- **PROBLEM REQUIREMENTS**:
Every line must be returned precisely as it is written.

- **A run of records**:
>> BEGIN

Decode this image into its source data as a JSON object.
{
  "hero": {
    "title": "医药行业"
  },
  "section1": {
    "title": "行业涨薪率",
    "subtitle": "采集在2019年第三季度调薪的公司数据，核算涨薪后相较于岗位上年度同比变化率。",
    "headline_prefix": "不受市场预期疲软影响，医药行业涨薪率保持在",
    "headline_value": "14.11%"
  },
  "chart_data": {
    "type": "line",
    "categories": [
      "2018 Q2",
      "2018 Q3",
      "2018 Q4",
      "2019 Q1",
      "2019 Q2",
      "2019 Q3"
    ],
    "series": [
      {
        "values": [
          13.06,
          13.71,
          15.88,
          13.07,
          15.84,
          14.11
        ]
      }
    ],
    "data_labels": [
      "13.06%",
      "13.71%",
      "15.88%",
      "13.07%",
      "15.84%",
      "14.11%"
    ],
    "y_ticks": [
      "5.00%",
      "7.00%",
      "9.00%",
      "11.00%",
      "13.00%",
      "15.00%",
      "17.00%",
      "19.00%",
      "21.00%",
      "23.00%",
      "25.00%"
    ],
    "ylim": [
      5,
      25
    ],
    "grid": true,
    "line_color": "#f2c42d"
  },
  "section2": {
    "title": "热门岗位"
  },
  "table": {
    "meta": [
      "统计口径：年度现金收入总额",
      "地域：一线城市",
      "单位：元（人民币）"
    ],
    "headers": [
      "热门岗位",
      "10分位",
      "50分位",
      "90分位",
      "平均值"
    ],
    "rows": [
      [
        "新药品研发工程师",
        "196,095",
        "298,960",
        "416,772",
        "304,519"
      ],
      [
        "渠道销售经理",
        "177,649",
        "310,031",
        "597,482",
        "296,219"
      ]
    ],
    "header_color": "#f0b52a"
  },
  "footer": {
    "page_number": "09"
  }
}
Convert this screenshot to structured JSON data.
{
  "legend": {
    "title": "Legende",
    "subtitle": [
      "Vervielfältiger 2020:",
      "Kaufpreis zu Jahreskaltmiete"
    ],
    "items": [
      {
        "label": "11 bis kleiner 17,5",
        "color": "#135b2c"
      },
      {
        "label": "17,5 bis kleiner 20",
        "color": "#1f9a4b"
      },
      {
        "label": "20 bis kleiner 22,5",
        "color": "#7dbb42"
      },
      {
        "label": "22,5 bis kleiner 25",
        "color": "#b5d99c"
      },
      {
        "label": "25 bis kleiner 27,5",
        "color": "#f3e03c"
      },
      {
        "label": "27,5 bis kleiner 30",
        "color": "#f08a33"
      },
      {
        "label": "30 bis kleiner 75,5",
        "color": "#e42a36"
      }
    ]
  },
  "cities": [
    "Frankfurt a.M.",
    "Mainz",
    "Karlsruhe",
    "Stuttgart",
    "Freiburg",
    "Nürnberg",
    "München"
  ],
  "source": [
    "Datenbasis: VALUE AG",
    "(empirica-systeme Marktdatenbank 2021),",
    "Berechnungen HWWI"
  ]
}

>> END

- **RESULT FOR THIS EXERCISE**:
Decode this image into its source data as a JSON object.
{
  "hero": {
    "title": "医药行业"
  },
  "section1": {
    "title": "行业涨薪率",
    "subtitle": "采集在2019年第三季度调薪的公司数据，核算涨薪后相较于岗位上年度同比变化率。",
    "headline_prefix": "不受市场预期疲软影响，医药行业涨薪率保持在",
    "headline_value": "14.11%"
  },
  "chart_data": {
    "type": "line",
    "categories": [
      "2018 Q2",
      "2018 Q3",
      "2018 Q4",
      "2019 Q1",
      "2019 Q2",
      "2019 Q3"
    ],
    "series": [
      {
        "values": [
          13.06,
          13.71,
          15.88,
          13.07,
          15.84,
          14.11
        ]
      }
    ],
    "data_labels": [
      "13.06%",
      "13.71%",
      "15.88%",
      "13.07%",
      "15.84%",
      "14.11%"
    ],
    "y_ticks": [
      "5.00%",
      "7.00%",
      "9.00%",
      "11.00%",
      "13.00%",
      "15.00%",
      "17.00%",
      "19.00%",
      "21.00%",
      "23.00%",
      "25.00%"
    ],
    "ylim": [
      5,
      25
    ],
    "grid": true,
    "line_color": "#f2c42d"
  },
  "section2": {
    "title": "热门岗位"
  },
  "table": {
    "meta": [
      "统计口径：年度现金收入总额",
      "地域：一线城市",
      "单位：元（人民币）"
    ],
    "headers": [
      "热门岗位",
      "10分位",
      "50分位",
      "90分位",
      "平均值"
    ],
    "rows": [
      [
        "新药品研发工程师",
        "196,095",
        "298,960",
        "416,772",
        "304,519"
      ],
      [
        "渠道销售经理",
        "177,649",
        "310,031",
        "597,482",
        "296,219"
      ]
    ],
    "header_color": "#f0b52a"
  },
  "footer": {
    "page_number": "09"
  }
}
Convert this screenshot to structured JSON data.
{
  "legend": {
    "title": "Legende",
    "subtitle": [
      "Vervielfältiger 2020:",
      "Kaufpreis zu Jahreskaltmiete"
    ],
    "items": [
      {
        "label": "11 bis kleiner 17,5",
        "color": "#135b2c"
      },
      {
        "label": "17,5 bis kleiner 20",
        "color": "#1f9a4b"
      },
      {
        "label": "20 bis kleiner 22,5",
        "color": "#7dbb42"
      },
      {
        "label": "22,5 bis kleiner 25",
        "color": "#b5d99c"
      },
      {
        "label": "25 bis kleiner 27,5",
        "color": "#f3e03c"
      },
      {
        "label": "27,5 bis kleiner 30",
        "color": "#f08a33"
      },
      {
        "label": "30 bis kleiner 75,5",
        "color": "#e42a36"
      }
    ]
  },
  "cities": [
    "Frankfurt a.M.",
    "Mainz",
    "Karlsruhe",
    "Stuttgart",
    "Freiburg",
    "Nürnberg",
    "München"
  ],
  "source": [
    "Datenbasis: VALUE AG",
    "(empirica-systeme Marktdatenbank 2021),",
    "Berechnungen HWWI"
  ]
}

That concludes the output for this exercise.